start Supplied data
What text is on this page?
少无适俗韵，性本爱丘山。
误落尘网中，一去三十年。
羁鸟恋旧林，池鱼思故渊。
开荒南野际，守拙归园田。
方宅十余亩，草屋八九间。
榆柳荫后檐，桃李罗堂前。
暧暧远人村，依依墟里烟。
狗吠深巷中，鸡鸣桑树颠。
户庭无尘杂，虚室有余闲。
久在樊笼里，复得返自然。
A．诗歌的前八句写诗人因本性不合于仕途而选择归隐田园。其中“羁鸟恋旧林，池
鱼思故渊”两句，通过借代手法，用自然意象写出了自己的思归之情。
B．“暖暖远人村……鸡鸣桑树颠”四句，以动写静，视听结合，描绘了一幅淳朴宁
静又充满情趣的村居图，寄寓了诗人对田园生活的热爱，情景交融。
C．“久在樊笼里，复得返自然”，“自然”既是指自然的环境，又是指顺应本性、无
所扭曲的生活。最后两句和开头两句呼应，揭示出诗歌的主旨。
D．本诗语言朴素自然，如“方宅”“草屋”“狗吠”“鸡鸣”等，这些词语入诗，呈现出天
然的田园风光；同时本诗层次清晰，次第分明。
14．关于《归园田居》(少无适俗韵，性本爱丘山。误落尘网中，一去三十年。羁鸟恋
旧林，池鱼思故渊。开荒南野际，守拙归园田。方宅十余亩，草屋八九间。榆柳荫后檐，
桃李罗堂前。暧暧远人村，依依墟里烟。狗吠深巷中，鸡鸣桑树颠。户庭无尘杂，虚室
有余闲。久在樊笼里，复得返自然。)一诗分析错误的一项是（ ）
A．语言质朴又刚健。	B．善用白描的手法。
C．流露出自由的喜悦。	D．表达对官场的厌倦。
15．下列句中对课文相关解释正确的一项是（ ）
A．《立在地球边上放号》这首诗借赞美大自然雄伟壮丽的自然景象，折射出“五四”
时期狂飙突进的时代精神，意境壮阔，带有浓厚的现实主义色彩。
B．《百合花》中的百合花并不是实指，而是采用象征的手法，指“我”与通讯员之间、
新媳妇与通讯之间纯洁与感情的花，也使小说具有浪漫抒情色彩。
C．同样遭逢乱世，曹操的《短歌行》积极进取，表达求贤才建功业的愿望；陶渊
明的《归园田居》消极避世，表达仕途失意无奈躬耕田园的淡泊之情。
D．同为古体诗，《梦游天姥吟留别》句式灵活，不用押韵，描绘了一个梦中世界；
end Supplied data
• Your task
In the entries above, how many lines hold the word "鸡鸣桑树颠"? State the number and nothing else.

• Expected output
3